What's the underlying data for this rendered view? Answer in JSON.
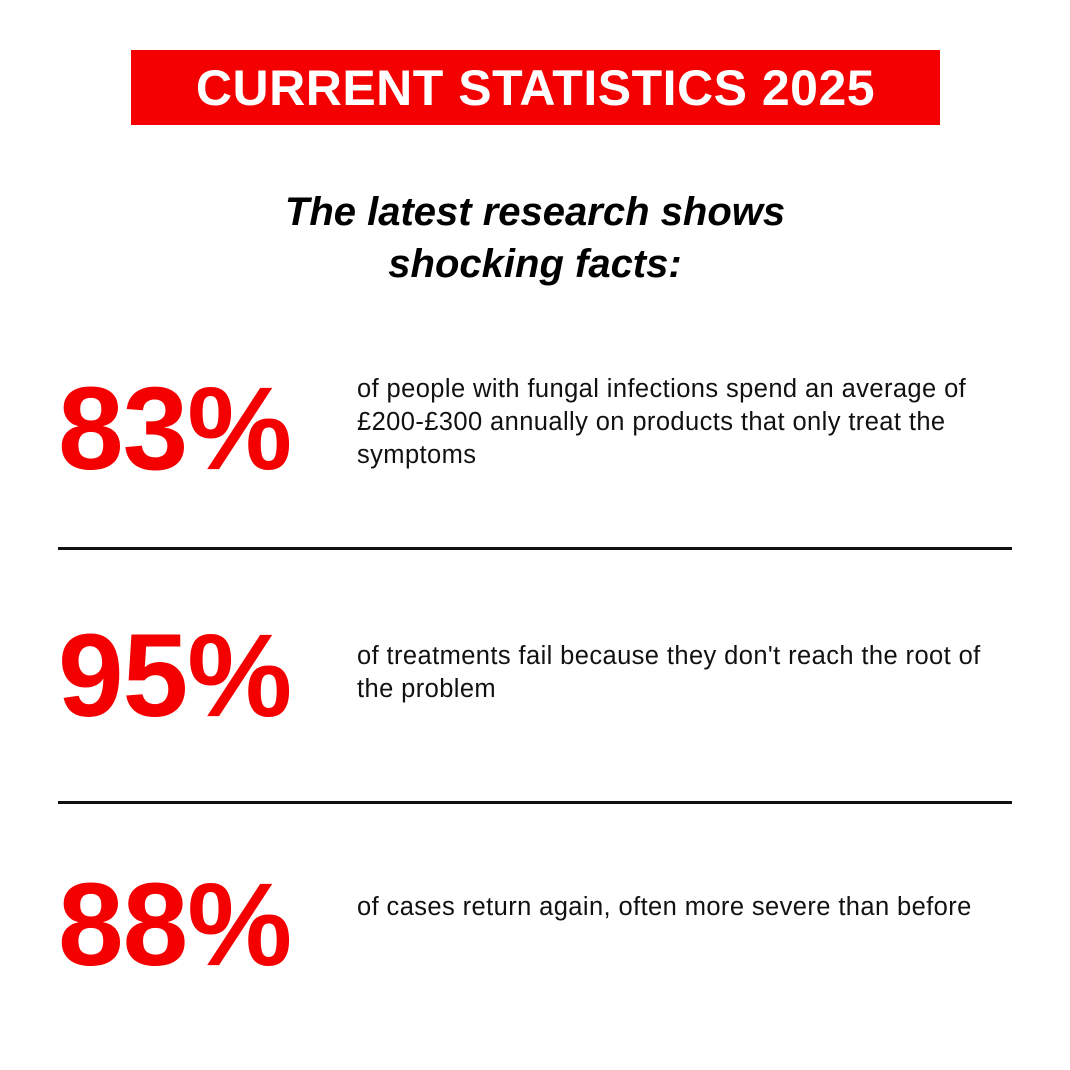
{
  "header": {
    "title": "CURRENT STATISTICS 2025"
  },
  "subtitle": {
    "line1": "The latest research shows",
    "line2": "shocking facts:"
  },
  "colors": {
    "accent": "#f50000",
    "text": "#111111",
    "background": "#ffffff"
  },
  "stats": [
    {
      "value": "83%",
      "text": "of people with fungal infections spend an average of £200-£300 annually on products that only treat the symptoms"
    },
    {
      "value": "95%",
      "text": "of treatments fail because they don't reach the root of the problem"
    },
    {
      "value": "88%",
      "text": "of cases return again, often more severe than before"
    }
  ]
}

********

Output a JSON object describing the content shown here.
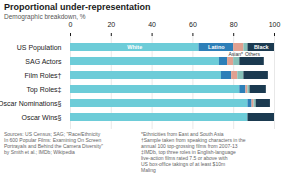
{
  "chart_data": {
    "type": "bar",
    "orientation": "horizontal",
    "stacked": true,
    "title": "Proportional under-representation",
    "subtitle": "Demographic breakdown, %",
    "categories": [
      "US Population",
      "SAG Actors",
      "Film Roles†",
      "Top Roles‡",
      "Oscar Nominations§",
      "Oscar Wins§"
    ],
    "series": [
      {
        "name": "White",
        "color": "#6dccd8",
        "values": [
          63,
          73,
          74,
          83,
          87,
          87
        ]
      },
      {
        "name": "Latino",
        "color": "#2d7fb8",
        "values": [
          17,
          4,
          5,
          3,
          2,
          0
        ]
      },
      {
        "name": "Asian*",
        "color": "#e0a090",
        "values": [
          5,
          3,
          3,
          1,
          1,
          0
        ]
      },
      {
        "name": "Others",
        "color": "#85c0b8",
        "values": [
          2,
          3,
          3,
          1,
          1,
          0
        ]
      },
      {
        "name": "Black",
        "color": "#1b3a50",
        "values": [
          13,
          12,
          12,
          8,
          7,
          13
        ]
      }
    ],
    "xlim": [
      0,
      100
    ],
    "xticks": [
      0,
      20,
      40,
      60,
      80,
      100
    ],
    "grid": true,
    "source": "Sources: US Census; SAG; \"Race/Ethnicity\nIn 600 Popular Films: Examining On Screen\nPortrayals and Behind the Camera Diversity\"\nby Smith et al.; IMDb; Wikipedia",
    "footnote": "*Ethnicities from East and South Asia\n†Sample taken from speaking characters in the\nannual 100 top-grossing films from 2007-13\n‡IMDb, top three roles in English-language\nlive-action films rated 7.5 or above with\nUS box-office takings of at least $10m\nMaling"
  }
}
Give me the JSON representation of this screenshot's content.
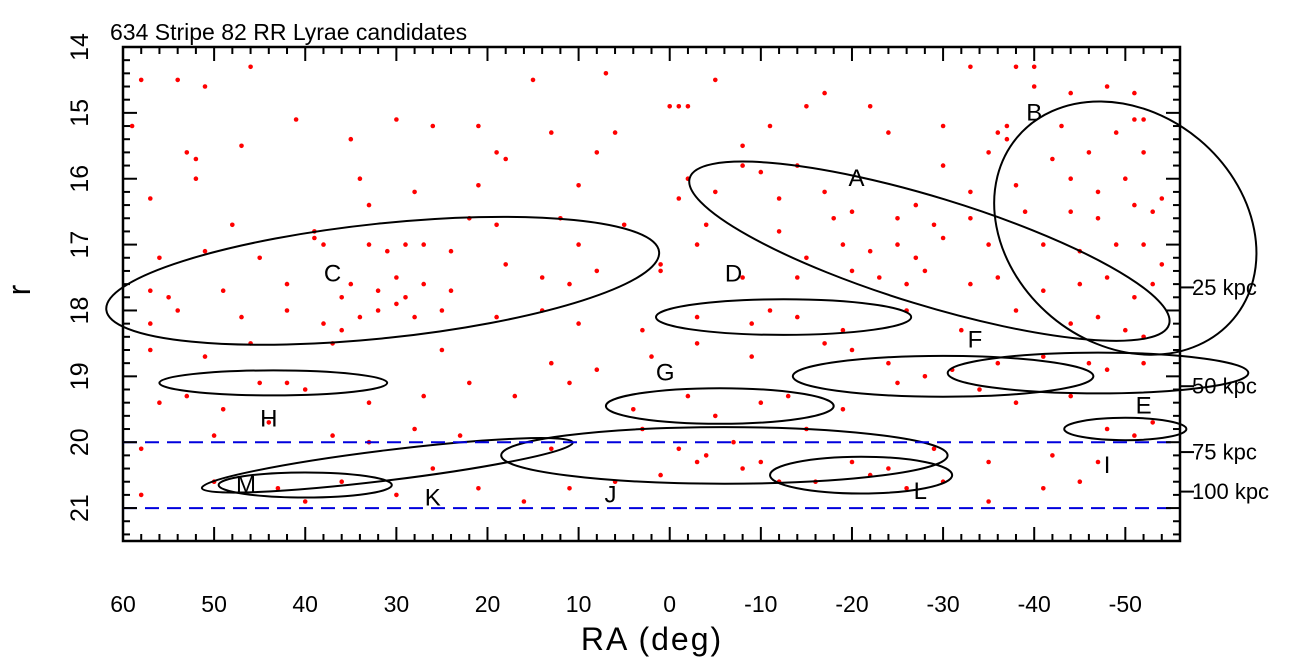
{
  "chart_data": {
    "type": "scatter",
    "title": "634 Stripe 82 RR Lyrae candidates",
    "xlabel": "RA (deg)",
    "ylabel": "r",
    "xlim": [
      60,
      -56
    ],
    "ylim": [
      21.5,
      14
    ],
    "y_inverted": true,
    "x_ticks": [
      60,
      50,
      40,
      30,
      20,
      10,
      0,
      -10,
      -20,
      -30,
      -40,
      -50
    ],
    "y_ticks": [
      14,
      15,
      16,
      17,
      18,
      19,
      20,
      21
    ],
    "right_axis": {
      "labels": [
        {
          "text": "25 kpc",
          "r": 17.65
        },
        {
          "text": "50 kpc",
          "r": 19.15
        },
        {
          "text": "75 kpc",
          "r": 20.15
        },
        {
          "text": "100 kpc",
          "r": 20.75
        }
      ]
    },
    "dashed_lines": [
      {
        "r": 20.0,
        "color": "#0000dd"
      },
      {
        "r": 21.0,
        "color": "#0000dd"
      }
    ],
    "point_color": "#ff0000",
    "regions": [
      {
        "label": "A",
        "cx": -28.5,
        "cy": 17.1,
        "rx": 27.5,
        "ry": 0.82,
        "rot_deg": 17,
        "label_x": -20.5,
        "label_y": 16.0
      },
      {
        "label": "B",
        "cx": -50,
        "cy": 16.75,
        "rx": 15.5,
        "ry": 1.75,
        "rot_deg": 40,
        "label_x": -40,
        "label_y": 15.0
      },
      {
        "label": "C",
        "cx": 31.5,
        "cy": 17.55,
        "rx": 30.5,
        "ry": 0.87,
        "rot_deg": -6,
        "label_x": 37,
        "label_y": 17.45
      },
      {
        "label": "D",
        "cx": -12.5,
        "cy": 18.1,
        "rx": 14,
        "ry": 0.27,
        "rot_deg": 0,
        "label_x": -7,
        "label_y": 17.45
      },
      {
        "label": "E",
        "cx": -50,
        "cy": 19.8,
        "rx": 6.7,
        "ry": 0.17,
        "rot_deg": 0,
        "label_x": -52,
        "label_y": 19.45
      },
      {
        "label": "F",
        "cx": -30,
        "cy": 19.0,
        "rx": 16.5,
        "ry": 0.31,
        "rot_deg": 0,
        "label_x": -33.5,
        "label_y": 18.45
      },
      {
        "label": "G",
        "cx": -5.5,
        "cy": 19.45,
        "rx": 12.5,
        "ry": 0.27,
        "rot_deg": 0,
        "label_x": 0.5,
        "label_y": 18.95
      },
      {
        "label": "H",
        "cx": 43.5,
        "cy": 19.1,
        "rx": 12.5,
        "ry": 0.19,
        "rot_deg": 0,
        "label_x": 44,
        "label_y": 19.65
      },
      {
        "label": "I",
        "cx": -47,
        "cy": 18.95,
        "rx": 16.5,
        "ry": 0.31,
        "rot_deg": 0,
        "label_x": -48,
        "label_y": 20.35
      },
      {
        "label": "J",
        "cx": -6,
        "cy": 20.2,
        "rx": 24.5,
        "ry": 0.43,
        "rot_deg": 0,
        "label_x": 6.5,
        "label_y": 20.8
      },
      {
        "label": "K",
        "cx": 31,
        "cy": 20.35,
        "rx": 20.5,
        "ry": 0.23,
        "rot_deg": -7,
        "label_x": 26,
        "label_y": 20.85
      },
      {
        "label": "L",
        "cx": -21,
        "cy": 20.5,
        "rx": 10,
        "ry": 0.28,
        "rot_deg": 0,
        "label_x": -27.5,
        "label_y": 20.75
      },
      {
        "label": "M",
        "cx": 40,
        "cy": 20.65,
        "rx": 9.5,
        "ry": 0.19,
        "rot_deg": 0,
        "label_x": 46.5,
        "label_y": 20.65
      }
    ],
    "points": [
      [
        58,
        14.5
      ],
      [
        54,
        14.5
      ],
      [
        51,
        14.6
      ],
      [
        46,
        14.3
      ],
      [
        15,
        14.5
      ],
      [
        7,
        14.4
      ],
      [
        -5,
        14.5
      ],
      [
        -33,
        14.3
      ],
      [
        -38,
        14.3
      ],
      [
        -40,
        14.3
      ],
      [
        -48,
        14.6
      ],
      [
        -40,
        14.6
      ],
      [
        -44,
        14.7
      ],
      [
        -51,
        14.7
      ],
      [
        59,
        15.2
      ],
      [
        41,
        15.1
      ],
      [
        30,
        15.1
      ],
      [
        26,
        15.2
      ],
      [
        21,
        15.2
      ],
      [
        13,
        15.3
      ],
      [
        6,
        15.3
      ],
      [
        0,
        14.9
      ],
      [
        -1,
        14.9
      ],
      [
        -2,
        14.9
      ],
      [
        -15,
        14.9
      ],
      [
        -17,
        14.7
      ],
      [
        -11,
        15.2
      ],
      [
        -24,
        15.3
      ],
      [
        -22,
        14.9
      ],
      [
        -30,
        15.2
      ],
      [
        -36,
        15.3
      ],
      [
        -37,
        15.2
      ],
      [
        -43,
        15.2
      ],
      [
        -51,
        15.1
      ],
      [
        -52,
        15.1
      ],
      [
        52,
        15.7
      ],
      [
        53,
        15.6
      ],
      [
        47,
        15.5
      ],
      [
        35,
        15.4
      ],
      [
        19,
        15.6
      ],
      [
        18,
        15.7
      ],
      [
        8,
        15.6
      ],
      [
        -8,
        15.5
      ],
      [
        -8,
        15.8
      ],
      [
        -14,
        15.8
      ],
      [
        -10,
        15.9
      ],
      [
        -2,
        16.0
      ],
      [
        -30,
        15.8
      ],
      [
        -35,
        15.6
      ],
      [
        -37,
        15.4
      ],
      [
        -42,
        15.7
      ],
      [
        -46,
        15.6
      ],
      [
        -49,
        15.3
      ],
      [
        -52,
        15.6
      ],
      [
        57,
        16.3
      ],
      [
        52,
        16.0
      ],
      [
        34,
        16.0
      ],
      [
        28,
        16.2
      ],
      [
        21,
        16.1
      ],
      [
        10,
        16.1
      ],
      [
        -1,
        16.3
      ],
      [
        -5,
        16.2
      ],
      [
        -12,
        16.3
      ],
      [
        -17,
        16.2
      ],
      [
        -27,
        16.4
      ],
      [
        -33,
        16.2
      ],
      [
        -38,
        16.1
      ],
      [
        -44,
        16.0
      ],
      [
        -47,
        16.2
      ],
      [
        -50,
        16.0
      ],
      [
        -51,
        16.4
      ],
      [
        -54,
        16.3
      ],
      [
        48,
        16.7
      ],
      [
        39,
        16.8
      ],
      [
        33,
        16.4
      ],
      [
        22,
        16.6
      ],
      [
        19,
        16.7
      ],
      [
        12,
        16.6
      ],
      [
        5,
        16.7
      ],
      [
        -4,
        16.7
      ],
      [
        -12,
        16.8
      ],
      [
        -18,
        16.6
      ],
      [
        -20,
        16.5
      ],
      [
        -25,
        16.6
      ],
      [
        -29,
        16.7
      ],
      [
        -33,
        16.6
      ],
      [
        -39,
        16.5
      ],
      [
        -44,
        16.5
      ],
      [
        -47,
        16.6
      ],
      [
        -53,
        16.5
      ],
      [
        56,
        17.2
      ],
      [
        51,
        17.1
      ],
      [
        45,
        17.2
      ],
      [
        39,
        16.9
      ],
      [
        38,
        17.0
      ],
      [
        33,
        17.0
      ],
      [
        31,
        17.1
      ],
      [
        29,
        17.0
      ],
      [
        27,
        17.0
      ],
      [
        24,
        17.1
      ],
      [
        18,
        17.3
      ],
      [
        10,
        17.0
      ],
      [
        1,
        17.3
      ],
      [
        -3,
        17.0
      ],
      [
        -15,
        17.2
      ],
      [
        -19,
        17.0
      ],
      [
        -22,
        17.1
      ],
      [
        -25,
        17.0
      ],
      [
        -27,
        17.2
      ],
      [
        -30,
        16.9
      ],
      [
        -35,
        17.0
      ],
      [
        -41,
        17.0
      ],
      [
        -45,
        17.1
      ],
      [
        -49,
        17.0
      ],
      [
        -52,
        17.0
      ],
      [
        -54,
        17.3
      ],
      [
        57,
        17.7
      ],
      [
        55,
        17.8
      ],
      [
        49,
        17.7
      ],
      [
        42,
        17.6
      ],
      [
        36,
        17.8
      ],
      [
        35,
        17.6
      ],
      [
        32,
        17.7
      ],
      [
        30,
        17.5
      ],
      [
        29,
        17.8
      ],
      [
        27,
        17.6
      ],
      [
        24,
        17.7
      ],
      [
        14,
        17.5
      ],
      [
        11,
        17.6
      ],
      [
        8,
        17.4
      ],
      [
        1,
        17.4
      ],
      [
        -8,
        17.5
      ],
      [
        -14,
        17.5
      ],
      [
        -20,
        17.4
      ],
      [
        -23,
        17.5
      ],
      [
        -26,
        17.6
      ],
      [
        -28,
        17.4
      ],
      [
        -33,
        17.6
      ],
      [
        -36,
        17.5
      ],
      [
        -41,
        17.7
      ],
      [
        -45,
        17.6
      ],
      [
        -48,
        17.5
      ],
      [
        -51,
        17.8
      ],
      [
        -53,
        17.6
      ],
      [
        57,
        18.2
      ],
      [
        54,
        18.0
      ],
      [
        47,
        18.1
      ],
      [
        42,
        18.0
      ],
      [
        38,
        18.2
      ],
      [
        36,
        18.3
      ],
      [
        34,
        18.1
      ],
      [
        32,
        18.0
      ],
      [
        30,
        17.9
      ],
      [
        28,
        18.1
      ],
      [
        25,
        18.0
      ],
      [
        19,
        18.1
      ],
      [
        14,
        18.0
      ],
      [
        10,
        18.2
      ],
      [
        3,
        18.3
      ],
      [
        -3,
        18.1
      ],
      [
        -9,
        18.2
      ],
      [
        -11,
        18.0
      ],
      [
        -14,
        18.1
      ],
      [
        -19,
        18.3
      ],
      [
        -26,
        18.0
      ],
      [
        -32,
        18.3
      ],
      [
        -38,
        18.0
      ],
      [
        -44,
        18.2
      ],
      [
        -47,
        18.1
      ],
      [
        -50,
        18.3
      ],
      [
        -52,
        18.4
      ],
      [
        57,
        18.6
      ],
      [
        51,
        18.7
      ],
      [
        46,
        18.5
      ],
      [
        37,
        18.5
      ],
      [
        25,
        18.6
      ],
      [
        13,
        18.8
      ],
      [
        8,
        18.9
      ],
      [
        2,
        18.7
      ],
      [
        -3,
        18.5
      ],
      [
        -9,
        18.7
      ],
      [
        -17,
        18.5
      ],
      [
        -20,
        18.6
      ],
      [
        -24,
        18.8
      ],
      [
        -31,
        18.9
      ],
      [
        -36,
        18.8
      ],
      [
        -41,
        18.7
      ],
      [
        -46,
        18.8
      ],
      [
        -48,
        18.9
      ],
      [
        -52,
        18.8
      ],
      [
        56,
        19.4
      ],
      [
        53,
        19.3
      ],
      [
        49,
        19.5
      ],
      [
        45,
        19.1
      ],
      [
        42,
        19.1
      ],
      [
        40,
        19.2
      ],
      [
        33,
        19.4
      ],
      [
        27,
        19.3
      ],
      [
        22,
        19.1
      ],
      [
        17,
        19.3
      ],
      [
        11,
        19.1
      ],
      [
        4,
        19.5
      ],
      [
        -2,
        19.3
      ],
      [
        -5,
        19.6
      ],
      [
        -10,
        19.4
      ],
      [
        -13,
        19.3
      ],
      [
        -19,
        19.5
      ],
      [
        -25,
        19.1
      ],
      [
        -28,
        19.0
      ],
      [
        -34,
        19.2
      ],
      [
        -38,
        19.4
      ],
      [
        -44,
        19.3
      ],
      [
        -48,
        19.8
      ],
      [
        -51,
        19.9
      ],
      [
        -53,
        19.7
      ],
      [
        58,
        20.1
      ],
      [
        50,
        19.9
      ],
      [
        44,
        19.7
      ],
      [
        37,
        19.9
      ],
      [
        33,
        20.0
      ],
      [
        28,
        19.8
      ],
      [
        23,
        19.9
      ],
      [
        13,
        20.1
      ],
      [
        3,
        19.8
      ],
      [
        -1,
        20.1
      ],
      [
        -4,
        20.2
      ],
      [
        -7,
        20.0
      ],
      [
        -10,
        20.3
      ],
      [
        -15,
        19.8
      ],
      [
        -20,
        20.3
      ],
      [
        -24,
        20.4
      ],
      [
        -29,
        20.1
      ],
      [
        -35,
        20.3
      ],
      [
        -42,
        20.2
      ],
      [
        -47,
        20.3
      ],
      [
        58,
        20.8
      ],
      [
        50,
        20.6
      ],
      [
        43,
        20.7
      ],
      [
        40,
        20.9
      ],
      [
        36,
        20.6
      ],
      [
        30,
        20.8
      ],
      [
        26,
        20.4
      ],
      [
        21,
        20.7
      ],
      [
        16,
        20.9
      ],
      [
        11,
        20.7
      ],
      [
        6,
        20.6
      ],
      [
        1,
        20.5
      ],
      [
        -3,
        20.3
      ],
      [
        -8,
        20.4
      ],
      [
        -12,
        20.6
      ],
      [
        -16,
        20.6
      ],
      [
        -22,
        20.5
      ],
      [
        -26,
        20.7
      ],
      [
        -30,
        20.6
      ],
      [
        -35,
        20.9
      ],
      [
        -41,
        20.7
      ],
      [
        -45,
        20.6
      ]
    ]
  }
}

********

## What is expected
From the entries above, extract each line containing "content".

## Output for this task
Output a JSON object describing the content shown here.
Give me the JSON representation of this screenshot's content.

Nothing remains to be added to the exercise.